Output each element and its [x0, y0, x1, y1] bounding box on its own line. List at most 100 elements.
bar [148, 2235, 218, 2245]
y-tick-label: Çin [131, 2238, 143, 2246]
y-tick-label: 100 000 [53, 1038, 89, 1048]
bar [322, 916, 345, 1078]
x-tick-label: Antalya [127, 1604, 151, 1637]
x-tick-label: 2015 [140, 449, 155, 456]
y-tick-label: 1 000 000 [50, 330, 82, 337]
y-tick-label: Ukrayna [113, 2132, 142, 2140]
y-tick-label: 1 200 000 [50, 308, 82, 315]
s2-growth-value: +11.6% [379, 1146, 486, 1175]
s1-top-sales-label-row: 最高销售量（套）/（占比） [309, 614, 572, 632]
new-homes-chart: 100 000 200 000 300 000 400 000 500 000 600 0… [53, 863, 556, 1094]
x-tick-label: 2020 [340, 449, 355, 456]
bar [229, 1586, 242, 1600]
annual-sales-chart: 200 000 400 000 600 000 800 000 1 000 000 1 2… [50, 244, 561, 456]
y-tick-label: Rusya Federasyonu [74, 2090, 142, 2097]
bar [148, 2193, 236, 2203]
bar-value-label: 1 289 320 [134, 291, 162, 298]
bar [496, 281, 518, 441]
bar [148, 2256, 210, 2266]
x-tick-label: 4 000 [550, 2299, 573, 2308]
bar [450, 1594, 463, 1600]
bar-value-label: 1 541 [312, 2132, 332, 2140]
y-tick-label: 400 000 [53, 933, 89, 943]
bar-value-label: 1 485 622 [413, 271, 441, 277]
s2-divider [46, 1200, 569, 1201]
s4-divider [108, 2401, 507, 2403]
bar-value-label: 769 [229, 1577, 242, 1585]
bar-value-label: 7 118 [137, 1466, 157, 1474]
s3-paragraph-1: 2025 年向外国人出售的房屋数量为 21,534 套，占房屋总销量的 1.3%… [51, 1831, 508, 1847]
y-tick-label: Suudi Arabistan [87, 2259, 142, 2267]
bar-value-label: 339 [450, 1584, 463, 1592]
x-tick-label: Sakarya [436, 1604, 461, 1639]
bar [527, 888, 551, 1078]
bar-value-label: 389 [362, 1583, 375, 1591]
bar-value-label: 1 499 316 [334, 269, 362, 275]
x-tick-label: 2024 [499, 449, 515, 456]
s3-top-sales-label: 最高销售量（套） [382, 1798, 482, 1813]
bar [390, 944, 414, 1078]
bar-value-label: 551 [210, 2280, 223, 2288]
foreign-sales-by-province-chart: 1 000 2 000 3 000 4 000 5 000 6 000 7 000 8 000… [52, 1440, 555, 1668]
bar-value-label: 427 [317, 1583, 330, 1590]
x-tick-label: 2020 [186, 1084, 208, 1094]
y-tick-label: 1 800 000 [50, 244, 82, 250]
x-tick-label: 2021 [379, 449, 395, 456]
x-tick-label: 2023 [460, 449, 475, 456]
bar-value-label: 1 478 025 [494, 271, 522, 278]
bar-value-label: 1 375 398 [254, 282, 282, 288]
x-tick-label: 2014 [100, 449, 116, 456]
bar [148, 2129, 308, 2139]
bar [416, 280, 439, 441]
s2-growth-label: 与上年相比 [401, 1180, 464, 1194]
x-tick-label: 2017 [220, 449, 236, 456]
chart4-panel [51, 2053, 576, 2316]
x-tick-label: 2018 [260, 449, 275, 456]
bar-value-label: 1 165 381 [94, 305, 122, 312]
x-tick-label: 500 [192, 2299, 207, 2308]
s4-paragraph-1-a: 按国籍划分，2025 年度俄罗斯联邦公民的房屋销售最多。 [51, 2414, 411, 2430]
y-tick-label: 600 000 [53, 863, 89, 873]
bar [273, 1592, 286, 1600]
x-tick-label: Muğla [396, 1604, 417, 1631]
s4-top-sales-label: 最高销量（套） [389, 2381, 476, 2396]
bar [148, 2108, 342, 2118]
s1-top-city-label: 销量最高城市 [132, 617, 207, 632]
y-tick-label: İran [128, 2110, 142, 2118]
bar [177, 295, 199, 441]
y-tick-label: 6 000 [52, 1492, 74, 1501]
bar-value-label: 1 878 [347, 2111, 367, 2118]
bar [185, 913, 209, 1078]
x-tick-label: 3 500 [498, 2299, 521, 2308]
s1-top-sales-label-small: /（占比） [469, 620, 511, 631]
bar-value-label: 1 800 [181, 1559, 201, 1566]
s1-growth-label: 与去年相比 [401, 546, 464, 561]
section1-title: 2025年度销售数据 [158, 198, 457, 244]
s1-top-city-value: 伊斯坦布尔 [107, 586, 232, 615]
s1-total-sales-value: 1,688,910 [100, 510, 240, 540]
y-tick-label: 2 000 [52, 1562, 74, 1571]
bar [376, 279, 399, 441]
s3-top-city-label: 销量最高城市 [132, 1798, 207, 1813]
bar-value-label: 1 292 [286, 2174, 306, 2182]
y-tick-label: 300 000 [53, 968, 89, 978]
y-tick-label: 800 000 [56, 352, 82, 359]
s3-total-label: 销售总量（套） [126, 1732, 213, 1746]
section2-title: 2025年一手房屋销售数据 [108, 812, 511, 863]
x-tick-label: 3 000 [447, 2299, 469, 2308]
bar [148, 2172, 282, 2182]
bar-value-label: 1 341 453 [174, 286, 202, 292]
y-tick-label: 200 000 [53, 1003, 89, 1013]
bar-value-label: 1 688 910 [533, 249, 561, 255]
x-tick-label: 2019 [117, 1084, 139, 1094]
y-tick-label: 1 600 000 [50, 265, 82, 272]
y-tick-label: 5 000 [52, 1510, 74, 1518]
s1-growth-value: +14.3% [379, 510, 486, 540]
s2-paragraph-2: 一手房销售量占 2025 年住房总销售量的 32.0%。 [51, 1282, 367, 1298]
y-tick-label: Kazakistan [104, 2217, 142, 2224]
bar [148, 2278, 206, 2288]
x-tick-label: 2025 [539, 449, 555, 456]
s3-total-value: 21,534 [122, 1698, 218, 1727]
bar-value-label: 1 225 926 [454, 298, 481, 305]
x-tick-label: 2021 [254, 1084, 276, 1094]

+ + + + + + +

Consignes à suivre
Réécrivez les lignes de tous les enregistrements en remplaçant « bar-value-label » par « bar-label » partout, sans rien modifier d'autre.

Résultat obtenu
Output each element and its [x0, y0, x1, y1] bounding box on its own line. List at most 100 elements.
bar [148, 2235, 218, 2245]
y-tick-label: Çin [131, 2238, 143, 2246]
y-tick-label: 100 000 [53, 1038, 89, 1048]
bar [322, 916, 345, 1078]
x-tick-label: Antalya [127, 1604, 151, 1637]
x-tick-label: 2015 [140, 449, 155, 456]
y-tick-label: 1 000 000 [50, 330, 82, 337]
y-tick-label: Ukrayna [113, 2132, 142, 2140]
y-tick-label: 1 200 000 [50, 308, 82, 315]
s2-growth-value: +11.6% [379, 1146, 486, 1175]
s1-top-sales-label-row: 最高销售量（套）/（占比） [309, 614, 572, 632]
new-homes-chart: 100 000 200 000 300 000 400 000 500 000 600 0… [53, 863, 556, 1094]
x-tick-label: 2020 [340, 449, 355, 456]
bar [229, 1586, 242, 1600]
annual-sales-chart: 200 000 400 000 600 000 800 000 1 000 000 1 2… [50, 244, 561, 456]
y-tick-label: Rusya Federasyonu [74, 2090, 142, 2097]
bar [148, 2193, 236, 2203]
bar-label: 1 289 320 [134, 291, 162, 298]
bar [496, 281, 518, 441]
bar [148, 2256, 210, 2266]
x-tick-label: 4 000 [550, 2299, 573, 2308]
bar [450, 1594, 463, 1600]
bar-label: 1 541 [312, 2132, 332, 2140]
y-tick-label: 400 000 [53, 933, 89, 943]
bar-label: 1 485 622 [413, 271, 441, 277]
s2-divider [46, 1200, 569, 1201]
s4-divider [108, 2401, 507, 2403]
bar-label: 769 [229, 1577, 242, 1585]
bar-label: 7 118 [137, 1466, 157, 1474]
s3-paragraph-1: 2025 年向外国人出售的房屋数量为 21,534 套，占房屋总销量的 1.3%… [51, 1831, 508, 1847]
y-tick-label: Suudi Arabistan [87, 2259, 142, 2267]
bar-label: 339 [450, 1584, 463, 1592]
x-tick-label: Sakarya [436, 1604, 461, 1639]
bar [527, 888, 551, 1078]
bar-label: 389 [362, 1583, 375, 1591]
bar-label: 1 499 316 [334, 269, 362, 275]
x-tick-label: 2024 [499, 449, 515, 456]
s3-top-sales-label: 最高销售量（套） [382, 1798, 482, 1813]
bar [390, 944, 414, 1078]
bar-label: 551 [210, 2280, 223, 2288]
foreign-sales-by-province-chart: 1 000 2 000 3 000 4 000 5 000 6 000 7 000 8 000… [52, 1440, 555, 1668]
bar-label: 427 [317, 1583, 330, 1590]
x-tick-label: 2020 [186, 1084, 208, 1094]
y-tick-label: 1 800 000 [50, 244, 82, 250]
x-tick-label: 2021 [379, 449, 395, 456]
x-tick-label: 2023 [460, 449, 475, 456]
bar-label: 1 478 025 [494, 271, 522, 278]
bar-label: 1 375 398 [254, 282, 282, 288]
x-tick-label: 2014 [100, 449, 116, 456]
bar [148, 2129, 308, 2139]
bar [416, 280, 439, 441]
s2-growth-label: 与上年相比 [401, 1180, 464, 1194]
x-tick-label: 2017 [220, 449, 236, 456]
chart4-panel [51, 2053, 576, 2316]
x-tick-label: 2018 [260, 449, 275, 456]
bar-label: 1 165 381 [94, 305, 122, 312]
x-tick-label: 500 [192, 2299, 207, 2308]
s4-paragraph-1-a: 按国籍划分，2025 年度俄罗斯联邦公民的房屋销售最多。 [51, 2414, 411, 2430]
y-tick-label: 600 000 [53, 863, 89, 873]
bar [273, 1592, 286, 1600]
x-tick-label: Muğla [396, 1604, 417, 1631]
s4-top-sales-label: 最高销量（套） [389, 2381, 476, 2396]
bar [148, 2108, 342, 2118]
s1-top-city-label: 销量最高城市 [132, 617, 207, 632]
y-tick-label: İran [128, 2110, 142, 2118]
bar [177, 295, 199, 441]
y-tick-label: 6 000 [52, 1492, 74, 1501]
bar-label: 1 878 [347, 2111, 367, 2118]
bar [185, 913, 209, 1078]
x-tick-label: 3 500 [498, 2299, 521, 2308]
s1-top-sales-label-small: /（占比） [469, 620, 511, 631]
bar-label: 1 800 [181, 1559, 201, 1566]
s1-growth-label: 与去年相比 [401, 546, 464, 561]
section1-title: 2025年度销售数据 [158, 198, 457, 244]
s1-top-city-value: 伊斯坦布尔 [107, 586, 232, 615]
s1-total-sales-value: 1,688,910 [100, 510, 240, 540]
y-tick-label: 2 000 [52, 1562, 74, 1571]
bar [376, 279, 399, 441]
s3-top-city-label: 销量最高城市 [132, 1798, 207, 1813]
bar-label: 1 292 [286, 2174, 306, 2182]
y-tick-label: 300 000 [53, 968, 89, 978]
y-tick-label: 800 000 [56, 352, 82, 359]
s3-total-label: 销售总量（套） [126, 1732, 213, 1746]
section2-title: 2025年一手房屋销售数据 [108, 812, 511, 863]
x-tick-label: 3 000 [447, 2299, 469, 2308]
bar [148, 2172, 282, 2182]
bar-label: 1 341 453 [174, 286, 202, 292]
y-tick-label: 200 000 [53, 1003, 89, 1013]
bar-label: 1 688 910 [533, 249, 561, 255]
x-tick-label: 2019 [117, 1084, 139, 1094]
y-tick-label: 1 600 000 [50, 265, 82, 272]
y-tick-label: 5 000 [52, 1510, 74, 1518]
s1-growth-value: +14.3% [379, 510, 486, 540]
s2-paragraph-2: 一手房销售量占 2025 年住房总销售量的 32.0%。 [51, 1282, 367, 1298]
y-tick-label: Kazakistan [104, 2217, 142, 2224]
bar [148, 2278, 206, 2288]
x-tick-label: 2025 [539, 449, 555, 456]
s3-total-value: 21,534 [122, 1698, 218, 1727]
bar-label: 1 225 926 [454, 298, 481, 305]
x-tick-label: 2021 [254, 1084, 276, 1094]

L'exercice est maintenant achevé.